This is a super timely blog from the Found crew -
https://found.no/foundation/multi-tenancy/

On 17 March 2015 at 14:11, Mark Walkom <markwal...@gmail.com> wrote:

> There are practical limits, based on your dataset, node sizing, version
> etc.
>
> You'd be better off segregating indices by a higher level definition (eg
> customer number, 1-999, 1000-1999 etc), using routing and then aliases on
> top. This way you conceptually get the same layout as a single index per
> customer, but it gives you the option to split larger customers out to
> their own index and without wasting resources on small use customers.
>
> On 16 March 2015 at 19:11, Richard Blaylock <rich...@stormpath.com> wrote:
>
>> Hi all,
>>
>> We have a multi-tenant product and are leaning towards dynamically
>> creating (and deleting) various indexes relevant to a tenant at runtime: as
>> a tenant is created, so are that tenant's indexes.  When a tenant is
>> deleted so are that tenant's indexes.  Each index is specific to that
>> tenant and could vary in size, but we do not expect any given index to ever
>> be larger than a single disk (e.g. 80 GB).

[Item position entries]

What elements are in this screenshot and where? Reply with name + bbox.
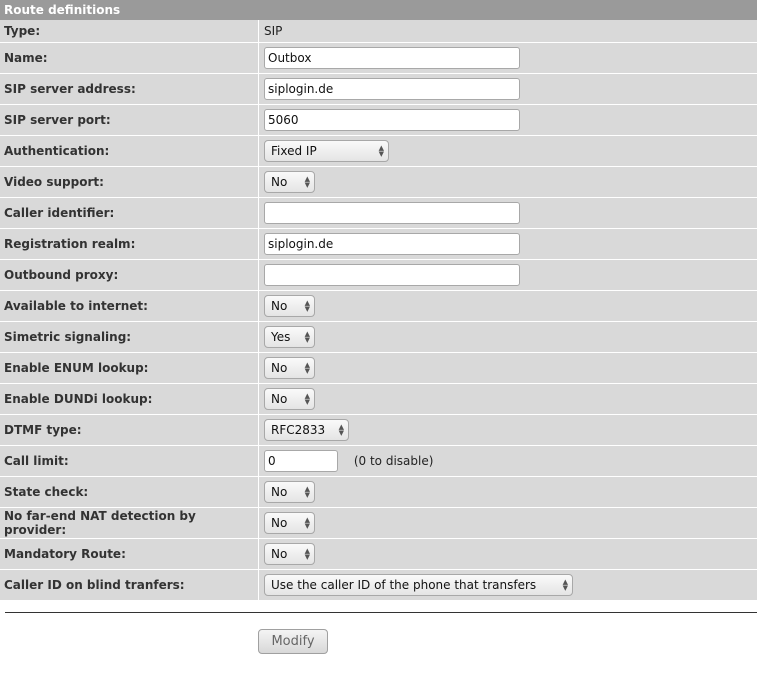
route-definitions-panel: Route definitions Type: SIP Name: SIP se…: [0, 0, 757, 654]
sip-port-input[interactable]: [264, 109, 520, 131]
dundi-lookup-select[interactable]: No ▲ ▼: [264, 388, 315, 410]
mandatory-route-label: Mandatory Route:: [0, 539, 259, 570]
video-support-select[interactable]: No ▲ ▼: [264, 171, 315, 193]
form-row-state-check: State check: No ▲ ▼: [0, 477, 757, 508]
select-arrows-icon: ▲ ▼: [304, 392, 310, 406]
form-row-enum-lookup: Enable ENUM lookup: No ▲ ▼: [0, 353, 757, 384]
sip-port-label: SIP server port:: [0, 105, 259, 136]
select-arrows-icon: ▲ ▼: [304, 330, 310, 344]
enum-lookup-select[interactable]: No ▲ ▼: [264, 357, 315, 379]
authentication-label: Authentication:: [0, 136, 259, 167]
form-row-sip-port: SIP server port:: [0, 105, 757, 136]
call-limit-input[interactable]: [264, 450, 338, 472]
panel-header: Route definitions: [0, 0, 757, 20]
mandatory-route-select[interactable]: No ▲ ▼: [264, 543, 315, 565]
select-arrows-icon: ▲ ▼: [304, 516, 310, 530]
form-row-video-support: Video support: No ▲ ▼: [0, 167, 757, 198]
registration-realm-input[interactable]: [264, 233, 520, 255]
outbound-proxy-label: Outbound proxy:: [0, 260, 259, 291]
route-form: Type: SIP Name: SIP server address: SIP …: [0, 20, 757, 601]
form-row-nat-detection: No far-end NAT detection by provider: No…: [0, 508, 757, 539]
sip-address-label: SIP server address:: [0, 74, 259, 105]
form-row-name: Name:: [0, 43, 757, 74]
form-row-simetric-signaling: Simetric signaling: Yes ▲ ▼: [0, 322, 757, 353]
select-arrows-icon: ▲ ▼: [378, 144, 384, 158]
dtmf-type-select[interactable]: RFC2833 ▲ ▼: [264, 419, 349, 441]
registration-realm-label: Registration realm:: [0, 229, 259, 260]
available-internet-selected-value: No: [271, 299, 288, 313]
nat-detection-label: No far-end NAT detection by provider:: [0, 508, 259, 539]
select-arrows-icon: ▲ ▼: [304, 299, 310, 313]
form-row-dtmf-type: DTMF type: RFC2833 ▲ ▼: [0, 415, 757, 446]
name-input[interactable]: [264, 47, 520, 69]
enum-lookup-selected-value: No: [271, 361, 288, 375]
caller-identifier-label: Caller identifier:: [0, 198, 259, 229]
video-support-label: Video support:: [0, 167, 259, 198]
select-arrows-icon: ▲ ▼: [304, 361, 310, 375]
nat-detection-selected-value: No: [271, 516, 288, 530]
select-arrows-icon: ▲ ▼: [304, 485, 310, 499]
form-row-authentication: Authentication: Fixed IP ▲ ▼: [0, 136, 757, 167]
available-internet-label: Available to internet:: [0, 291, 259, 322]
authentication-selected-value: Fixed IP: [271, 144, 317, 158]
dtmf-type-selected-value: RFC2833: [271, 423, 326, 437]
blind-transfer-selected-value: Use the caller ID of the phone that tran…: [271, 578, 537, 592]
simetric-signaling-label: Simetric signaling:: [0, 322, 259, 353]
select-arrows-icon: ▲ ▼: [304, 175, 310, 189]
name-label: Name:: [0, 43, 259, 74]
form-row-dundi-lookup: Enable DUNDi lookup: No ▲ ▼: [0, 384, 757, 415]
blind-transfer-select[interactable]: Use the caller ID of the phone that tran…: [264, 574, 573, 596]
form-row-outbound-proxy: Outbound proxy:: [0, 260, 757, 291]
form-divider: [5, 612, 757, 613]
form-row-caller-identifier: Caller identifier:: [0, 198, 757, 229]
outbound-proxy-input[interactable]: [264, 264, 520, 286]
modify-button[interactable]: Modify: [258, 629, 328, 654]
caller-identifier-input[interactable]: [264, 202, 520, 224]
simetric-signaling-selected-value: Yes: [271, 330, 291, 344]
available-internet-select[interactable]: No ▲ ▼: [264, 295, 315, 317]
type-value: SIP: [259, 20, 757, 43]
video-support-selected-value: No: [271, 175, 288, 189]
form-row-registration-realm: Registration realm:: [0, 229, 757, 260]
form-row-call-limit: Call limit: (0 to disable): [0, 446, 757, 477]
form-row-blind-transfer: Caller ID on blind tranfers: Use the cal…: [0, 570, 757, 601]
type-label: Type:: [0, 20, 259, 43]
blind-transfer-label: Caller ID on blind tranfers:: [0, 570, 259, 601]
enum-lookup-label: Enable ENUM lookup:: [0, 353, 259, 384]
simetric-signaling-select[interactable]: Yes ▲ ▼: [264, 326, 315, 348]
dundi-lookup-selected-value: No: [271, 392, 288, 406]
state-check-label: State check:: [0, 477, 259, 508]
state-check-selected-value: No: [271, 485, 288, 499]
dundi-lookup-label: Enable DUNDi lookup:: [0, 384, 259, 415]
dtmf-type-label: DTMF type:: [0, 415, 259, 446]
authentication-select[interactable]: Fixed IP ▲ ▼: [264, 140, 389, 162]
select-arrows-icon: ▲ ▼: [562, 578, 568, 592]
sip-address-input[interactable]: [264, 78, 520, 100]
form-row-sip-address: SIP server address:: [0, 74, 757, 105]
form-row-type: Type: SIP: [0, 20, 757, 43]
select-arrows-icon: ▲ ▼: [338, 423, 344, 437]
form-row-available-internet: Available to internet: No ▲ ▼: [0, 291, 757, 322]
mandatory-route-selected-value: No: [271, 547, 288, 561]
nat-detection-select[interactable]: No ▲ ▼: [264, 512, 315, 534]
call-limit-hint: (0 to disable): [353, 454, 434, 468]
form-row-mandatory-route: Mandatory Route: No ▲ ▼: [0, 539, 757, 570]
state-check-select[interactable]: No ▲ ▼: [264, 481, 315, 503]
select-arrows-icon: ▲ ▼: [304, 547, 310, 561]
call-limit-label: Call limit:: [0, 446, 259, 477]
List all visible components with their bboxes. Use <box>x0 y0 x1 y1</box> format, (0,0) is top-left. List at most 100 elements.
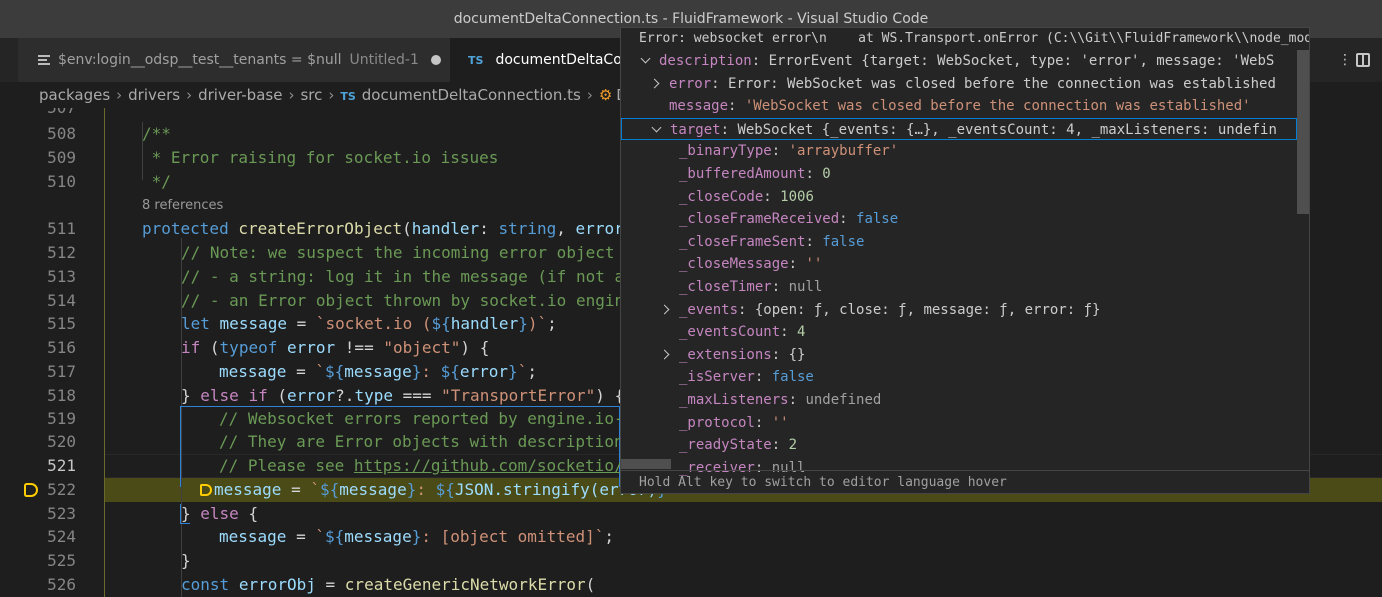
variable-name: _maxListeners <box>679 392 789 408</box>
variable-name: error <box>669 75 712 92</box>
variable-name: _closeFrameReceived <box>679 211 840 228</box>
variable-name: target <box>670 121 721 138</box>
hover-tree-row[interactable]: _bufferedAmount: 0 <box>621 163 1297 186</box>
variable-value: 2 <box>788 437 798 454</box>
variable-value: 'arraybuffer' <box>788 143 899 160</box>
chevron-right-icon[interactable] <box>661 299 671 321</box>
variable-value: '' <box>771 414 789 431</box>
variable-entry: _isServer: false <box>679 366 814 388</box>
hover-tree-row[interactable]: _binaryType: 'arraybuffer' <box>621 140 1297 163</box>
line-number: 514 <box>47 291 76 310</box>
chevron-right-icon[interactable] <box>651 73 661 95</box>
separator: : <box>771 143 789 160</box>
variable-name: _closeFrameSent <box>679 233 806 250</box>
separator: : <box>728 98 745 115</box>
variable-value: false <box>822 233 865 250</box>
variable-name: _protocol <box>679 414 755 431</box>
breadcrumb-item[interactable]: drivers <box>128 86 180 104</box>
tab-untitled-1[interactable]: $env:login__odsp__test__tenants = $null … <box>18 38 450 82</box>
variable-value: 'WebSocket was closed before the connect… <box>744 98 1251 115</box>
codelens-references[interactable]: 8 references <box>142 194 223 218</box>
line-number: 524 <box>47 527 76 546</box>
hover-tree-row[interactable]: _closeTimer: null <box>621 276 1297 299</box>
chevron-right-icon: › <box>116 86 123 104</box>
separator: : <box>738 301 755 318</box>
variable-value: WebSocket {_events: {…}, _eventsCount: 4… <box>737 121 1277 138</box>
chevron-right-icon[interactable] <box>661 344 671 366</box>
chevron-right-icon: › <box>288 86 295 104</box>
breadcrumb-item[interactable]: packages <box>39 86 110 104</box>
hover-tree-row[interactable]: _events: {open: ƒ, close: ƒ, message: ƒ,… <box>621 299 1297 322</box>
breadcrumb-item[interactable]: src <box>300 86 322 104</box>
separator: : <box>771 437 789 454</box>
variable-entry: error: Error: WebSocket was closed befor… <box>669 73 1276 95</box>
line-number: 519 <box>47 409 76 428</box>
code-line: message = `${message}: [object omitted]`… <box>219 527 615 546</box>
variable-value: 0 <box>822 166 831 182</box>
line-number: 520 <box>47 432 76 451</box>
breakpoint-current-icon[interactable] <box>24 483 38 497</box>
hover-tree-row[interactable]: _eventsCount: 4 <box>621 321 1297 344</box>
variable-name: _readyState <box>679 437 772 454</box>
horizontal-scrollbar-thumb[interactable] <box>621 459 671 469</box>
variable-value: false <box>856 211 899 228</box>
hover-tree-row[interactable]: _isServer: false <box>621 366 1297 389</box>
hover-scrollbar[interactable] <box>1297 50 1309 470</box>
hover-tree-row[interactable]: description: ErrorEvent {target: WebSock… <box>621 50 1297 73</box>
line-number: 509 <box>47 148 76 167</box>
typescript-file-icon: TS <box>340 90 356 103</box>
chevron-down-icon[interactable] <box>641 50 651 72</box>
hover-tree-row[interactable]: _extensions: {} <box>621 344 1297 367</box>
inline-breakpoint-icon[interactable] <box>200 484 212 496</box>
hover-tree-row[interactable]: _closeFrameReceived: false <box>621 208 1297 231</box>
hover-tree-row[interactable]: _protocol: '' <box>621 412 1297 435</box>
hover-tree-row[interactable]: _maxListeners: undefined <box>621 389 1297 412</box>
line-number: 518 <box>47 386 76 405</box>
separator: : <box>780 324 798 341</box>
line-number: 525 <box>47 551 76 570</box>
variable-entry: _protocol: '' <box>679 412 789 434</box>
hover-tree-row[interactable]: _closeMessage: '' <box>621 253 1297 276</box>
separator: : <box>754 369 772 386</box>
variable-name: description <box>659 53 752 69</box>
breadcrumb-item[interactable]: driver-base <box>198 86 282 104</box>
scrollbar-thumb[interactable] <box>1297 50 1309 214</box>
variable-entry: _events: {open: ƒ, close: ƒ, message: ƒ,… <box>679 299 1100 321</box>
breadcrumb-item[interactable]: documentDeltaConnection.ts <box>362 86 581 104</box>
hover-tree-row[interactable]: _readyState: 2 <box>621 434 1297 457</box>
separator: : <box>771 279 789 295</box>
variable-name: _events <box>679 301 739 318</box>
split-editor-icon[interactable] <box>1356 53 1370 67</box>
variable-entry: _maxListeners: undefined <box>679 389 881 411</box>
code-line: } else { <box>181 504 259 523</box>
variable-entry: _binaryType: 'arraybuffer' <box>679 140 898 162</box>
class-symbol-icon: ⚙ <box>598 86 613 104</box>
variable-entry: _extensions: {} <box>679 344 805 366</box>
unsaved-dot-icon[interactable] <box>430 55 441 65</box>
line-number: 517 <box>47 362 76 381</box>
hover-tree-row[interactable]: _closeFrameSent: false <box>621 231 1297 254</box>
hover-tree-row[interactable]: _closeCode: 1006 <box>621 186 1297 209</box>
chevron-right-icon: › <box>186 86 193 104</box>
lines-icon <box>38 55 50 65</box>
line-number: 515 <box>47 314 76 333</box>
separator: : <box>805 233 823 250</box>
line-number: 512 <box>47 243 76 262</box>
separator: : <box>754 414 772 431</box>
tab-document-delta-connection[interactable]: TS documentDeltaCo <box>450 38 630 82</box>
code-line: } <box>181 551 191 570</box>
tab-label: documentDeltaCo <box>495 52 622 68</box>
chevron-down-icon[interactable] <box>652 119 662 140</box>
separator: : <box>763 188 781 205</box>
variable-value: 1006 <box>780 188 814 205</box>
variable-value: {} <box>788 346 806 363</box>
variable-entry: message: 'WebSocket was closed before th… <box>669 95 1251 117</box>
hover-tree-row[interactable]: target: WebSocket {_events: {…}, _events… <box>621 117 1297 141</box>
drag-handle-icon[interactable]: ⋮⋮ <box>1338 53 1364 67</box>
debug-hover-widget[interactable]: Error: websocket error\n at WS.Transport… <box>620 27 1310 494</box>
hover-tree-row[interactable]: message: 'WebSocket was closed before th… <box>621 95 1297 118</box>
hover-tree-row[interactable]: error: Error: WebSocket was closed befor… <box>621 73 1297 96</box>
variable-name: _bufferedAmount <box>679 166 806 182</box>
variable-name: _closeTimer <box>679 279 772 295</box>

What is asked:
1/ Reproduce the part of the multi-tenancy thread that opens with the words "On 17 March" and closes with "small use customers.", swapping "routing" for "sharding".
2/ In the multi-tenancy thread, what size does Richard Blaylock give as an example of a single disk that no index is expected to exceed?

Answers below:
1/
On 17 March 2015 at 14:11, Mark Walkom <markwal...@gmail.com> wrote:

> There are practical limits, based on your dataset, node sizing, version
> etc.
>
> You'd be better off segregating indices by a higher level definition (eg
> customer number, 1-999, 1000-1999 etc), using sharding and then aliases on
> top. This way you conceptually get the same layout as a single index per
> customer, but it gives you the option to split larger customers out to
> their own index and without wasting resources on small use customers.

2/ 80 GB